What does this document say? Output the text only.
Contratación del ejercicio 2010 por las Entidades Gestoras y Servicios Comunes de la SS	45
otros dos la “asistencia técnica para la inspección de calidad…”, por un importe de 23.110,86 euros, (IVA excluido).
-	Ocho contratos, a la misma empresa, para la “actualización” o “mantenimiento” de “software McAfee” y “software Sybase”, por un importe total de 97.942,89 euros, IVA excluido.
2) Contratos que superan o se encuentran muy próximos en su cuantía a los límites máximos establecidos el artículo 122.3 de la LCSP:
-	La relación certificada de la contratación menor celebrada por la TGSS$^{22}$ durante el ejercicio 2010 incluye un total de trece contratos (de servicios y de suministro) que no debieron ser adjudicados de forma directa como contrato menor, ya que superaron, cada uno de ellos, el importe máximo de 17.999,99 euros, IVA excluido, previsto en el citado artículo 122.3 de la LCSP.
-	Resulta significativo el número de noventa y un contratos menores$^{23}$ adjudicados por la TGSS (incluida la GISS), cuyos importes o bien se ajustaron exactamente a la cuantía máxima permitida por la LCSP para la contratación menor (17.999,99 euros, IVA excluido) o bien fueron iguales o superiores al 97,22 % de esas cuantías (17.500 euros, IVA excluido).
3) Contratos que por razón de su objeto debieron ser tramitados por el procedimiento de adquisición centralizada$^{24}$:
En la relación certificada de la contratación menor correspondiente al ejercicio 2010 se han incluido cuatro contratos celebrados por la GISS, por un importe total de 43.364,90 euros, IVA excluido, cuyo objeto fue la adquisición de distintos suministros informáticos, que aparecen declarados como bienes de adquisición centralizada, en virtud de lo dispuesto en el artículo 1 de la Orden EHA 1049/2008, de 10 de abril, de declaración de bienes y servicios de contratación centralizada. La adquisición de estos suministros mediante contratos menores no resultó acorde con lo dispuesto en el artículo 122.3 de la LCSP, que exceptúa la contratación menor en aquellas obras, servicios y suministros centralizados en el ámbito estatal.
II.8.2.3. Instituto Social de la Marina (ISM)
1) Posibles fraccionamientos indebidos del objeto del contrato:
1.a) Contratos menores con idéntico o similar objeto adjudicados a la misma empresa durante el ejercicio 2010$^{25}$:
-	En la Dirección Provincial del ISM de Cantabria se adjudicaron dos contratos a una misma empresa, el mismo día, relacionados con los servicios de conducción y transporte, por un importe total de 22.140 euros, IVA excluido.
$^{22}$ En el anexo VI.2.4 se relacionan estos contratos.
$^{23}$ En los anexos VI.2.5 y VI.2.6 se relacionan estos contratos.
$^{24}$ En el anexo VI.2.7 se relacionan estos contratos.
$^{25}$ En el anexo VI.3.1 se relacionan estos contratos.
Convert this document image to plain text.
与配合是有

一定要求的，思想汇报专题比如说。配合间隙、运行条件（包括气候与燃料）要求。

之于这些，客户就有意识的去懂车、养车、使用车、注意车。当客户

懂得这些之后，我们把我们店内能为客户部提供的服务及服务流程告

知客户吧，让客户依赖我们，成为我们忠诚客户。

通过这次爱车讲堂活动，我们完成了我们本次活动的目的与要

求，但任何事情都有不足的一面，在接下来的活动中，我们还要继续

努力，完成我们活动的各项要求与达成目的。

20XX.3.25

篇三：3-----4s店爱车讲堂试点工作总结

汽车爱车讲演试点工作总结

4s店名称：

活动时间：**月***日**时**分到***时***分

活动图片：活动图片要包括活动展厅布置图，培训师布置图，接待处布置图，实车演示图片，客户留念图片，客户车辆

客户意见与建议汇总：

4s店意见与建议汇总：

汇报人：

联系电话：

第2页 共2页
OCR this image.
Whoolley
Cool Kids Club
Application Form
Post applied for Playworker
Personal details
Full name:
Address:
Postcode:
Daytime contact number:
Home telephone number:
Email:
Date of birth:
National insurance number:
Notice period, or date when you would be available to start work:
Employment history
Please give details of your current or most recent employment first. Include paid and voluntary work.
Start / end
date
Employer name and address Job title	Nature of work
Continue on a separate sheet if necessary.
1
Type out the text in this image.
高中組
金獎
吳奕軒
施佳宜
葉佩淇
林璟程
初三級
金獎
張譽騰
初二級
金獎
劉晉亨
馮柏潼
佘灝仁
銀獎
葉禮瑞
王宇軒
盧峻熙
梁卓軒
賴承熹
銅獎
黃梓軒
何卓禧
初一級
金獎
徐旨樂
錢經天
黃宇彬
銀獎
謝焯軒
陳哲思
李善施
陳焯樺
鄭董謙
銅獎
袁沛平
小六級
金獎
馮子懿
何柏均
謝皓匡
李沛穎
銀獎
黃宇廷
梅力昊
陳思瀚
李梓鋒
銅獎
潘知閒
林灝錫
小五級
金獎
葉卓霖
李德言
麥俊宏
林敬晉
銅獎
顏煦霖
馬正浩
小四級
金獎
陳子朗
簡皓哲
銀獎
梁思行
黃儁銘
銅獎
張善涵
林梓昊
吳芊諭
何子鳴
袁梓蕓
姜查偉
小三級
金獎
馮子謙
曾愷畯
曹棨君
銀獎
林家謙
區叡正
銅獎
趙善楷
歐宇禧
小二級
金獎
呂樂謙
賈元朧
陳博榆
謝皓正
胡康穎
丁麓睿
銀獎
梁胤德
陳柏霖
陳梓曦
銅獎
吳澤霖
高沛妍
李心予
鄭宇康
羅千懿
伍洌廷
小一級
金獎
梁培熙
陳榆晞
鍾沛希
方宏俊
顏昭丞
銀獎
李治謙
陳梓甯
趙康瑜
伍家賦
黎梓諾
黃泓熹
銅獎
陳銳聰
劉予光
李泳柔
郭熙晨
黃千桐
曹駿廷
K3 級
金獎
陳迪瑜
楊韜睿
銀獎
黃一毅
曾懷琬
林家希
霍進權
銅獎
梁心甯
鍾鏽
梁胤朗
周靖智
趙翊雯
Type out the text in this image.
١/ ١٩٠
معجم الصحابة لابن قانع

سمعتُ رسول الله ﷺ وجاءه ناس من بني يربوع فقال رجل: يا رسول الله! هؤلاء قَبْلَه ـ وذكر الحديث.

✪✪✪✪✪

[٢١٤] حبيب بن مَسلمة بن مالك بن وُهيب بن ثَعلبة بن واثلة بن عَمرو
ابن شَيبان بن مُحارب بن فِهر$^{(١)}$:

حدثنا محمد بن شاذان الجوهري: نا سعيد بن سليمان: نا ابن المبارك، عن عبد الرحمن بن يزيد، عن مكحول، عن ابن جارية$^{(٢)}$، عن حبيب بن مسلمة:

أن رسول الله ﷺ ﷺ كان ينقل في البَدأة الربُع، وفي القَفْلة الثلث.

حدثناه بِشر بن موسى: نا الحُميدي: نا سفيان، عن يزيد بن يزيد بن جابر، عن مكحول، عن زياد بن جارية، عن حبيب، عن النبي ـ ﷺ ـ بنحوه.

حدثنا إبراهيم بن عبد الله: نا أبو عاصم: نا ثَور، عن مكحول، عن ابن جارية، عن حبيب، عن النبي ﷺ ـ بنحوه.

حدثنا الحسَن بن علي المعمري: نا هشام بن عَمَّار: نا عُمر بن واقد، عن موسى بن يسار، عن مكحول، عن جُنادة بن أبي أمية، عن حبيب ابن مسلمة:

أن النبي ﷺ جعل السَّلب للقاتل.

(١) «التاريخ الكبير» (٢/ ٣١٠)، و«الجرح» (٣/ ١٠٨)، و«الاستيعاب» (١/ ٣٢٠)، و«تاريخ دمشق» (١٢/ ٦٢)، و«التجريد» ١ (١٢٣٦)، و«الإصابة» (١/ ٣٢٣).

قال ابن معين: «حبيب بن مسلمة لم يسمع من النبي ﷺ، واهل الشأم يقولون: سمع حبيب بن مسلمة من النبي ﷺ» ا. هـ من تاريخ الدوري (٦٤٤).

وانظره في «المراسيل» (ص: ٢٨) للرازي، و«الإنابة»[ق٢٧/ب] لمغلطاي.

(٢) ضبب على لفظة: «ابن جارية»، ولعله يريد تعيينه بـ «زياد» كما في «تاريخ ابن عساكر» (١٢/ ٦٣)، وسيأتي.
========================================
Copy out every line holding the string "number".

Daytime contact number:
Home telephone number:
National insurance number:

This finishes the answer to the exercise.